■ **Records shown**
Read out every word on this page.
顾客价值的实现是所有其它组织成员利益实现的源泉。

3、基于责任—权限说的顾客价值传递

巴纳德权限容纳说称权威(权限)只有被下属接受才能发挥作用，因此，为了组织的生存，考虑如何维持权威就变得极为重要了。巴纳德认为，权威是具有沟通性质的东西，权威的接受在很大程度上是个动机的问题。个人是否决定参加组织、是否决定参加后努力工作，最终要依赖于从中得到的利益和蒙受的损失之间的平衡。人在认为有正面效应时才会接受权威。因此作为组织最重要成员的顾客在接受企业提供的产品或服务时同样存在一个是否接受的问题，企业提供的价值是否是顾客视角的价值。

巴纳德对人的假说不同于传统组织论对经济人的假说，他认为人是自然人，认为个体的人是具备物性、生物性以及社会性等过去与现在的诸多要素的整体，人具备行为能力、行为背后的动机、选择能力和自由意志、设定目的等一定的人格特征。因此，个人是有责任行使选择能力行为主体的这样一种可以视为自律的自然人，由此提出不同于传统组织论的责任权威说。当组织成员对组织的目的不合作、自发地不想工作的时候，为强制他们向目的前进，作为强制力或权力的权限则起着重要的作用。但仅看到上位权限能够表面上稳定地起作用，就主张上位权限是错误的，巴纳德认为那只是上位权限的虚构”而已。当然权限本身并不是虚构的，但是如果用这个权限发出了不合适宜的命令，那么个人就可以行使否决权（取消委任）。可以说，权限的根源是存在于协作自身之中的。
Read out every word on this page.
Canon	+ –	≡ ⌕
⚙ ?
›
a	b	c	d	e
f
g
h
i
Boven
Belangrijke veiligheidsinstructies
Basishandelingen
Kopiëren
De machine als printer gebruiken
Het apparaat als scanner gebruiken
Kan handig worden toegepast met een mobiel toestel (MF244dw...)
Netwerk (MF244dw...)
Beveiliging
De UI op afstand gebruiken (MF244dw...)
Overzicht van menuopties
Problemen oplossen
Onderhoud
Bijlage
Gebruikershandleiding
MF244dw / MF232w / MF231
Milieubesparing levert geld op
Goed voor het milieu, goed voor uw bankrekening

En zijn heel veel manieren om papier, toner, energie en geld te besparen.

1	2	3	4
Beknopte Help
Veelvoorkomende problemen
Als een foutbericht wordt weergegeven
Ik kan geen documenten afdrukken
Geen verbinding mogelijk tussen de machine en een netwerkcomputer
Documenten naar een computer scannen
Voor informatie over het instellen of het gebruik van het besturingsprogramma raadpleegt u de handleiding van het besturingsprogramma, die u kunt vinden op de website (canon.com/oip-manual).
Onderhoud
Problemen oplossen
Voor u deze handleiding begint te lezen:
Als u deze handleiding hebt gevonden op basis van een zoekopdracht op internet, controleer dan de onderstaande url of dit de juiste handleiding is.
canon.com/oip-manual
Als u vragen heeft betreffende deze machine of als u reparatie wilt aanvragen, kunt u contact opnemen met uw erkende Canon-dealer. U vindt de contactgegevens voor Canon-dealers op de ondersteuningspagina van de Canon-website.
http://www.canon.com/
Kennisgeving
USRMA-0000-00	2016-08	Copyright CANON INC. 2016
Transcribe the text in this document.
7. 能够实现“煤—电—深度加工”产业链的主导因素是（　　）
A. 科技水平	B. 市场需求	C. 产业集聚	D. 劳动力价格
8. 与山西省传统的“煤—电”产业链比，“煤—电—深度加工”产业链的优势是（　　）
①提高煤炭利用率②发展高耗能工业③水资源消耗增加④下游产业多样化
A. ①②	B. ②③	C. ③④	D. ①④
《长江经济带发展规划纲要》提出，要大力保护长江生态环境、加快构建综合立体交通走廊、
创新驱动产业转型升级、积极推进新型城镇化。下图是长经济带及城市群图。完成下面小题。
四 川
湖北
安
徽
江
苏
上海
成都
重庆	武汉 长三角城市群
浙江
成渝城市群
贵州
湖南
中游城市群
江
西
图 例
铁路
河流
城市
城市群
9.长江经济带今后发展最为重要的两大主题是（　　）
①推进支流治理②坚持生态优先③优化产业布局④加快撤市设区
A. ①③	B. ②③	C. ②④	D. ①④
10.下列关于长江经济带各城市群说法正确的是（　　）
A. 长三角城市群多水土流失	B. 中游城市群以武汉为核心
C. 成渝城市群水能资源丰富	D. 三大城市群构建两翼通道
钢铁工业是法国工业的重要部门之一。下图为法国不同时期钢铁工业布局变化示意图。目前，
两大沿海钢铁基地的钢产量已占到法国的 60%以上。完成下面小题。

■ **What is needed**
Give back the whole listing exactly as it reads.

■ **Finished answer**
Read out every word on this page.
顾客价值的实现是所有其它组织成员利益实现的源泉。

3、基于责任—权限说的顾客价值传递

巴纳德权限容纳说称权威(权限)只有被下属接受才能发挥作用，因此，为了组织的生存，考虑如何维持权威就变得极为重要了。巴纳德认为，权威是具有沟通性质的东西，权威的接受在很大程度上是个动机的问题。个人是否决定参加组织、是否决定参加后努力工作，最终要依赖于从中得到的利益和蒙受的损失之间的平衡。人在认为有正面效应时才会接受权威。因此作为组织最重要成员的顾客在接受企业提供的产品或服务时同样存在一个是否接受的问题，企业提供的价值是否是顾客视角的价值。

巴纳德对人的假说不同于传统组织论对经济人的假说，他认为人是自然人，认为个体的人是具备物性、生物性以及社会性等过去与现在的诸多要素的整体，人具备行为能力、行为背后的动机、选择能力和自由意志、设定目的等一定的人格特征。因此，个人是有责任行使选择能力行为主体的这样一种可以视为自律的自然人，由此提出不同于传统组织论的责任权威说。当组织成员对组织的目的不合作、自发地不想工作的时候，为强制他们向目的前进，作为强制力或权力的权限则起着重要的作用。但仅看到上位权限能够表面上稳定地起作用，就主张上位权限是错误的，巴纳德认为那只是上位权限的虚构”而已。当然权限本身并不是虚构的，但是如果用这个权限发出了不合适宜的命令，那么个人就可以行使否决权（取消委任）。可以说，权限的根源是存在于协作自身之中的。
Read out every word on this page.
Canon	+ –	≡ ⌕
⚙ ?
›
a	b	c	d	e
f
g
h
i
Boven
Belangrijke veiligheidsinstructies
Basishandelingen
Kopiëren
De machine als printer gebruiken
Het apparaat als scanner gebruiken
Kan handig worden toegepast met een mobiel toestel (MF244dw...)
Netwerk (MF244dw...)
Beveiliging
De UI op afstand gebruiken (MF244dw...)
Overzicht van menuopties
Problemen oplossen
Onderhoud
Bijlage
Gebruikershandleiding
MF244dw / MF232w / MF231
Milieubesparing levert geld op
Goed voor het milieu, goed voor uw bankrekening

En zijn heel veel manieren om papier, toner, energie en geld te besparen.

1	2	3	4
Beknopte Help
Veelvoorkomende problemen
Als een foutbericht wordt weergegeven
Ik kan geen documenten afdrukken
Geen verbinding mogelijk tussen de machine en een netwerkcomputer
Documenten naar een computer scannen
Voor informatie over het instellen of het gebruik van het besturingsprogramma raadpleegt u de handleiding van het besturingsprogramma, die u kunt vinden op de website (canon.com/oip-manual).
Onderhoud
Problemen oplossen
Voor u deze handleiding begint te lezen:
Als u deze handleiding hebt gevonden op basis van een zoekopdracht op internet, controleer dan de onderstaande url of dit de juiste handleiding is.
canon.com/oip-manual
Als u vragen heeft betreffende deze machine of als u reparatie wilt aanvragen, kunt u contact opnemen met uw erkende Canon-dealer. U vindt de contactgegevens voor Canon-dealers op de ondersteuningspagina van de Canon-website.
http://www.canon.com/
Kennisgeving
USRMA-0000-00	2016-08	Copyright CANON INC. 2016
Transcribe the text in this document.
7. 能够实现“煤—电—深度加工”产业链的主导因素是（　　）
A. 科技水平	B. 市场需求	C. 产业集聚	D. 劳动力价格
8. 与山西省传统的“煤—电”产业链比，“煤—电—深度加工”产业链的优势是（　　）
①提高煤炭利用率②发展高耗能工业③水资源消耗增加④下游产业多样化
A. ①②	B. ②③	C. ③④	D. ①④
《长江经济带发展规划纲要》提出，要大力保护长江生态环境、加快构建综合立体交通走廊、
创新驱动产业转型升级、积极推进新型城镇化。下图是长经济带及城市群图。完成下面小题。
四 川
湖北
安
徽
江
苏
上海
成都
重庆	武汉 长三角城市群
浙江
成渝城市群
贵州
湖南
中游城市群
江
西
图 例
铁路
河流
城市
城市群
9.长江经济带今后发展最为重要的两大主题是（　　）
①推进支流治理②坚持生态优先③优化产业布局④加快撤市设区
A. ①③	B. ②③	C. ②④	D. ①④
10.下列关于长江经济带各城市群说法正确的是（　　）
A. 长三角城市群多水土流失	B. 中游城市群以武汉为核心
C. 成渝城市群水能资源丰富	D. 三大城市群构建两翼通道
钢铁工业是法国工业的重要部门之一。下图为法国不同时期钢铁工业布局变化示意图。目前，
两大沿海钢铁基地的钢产量已占到法国的 60%以上。完成下面小题。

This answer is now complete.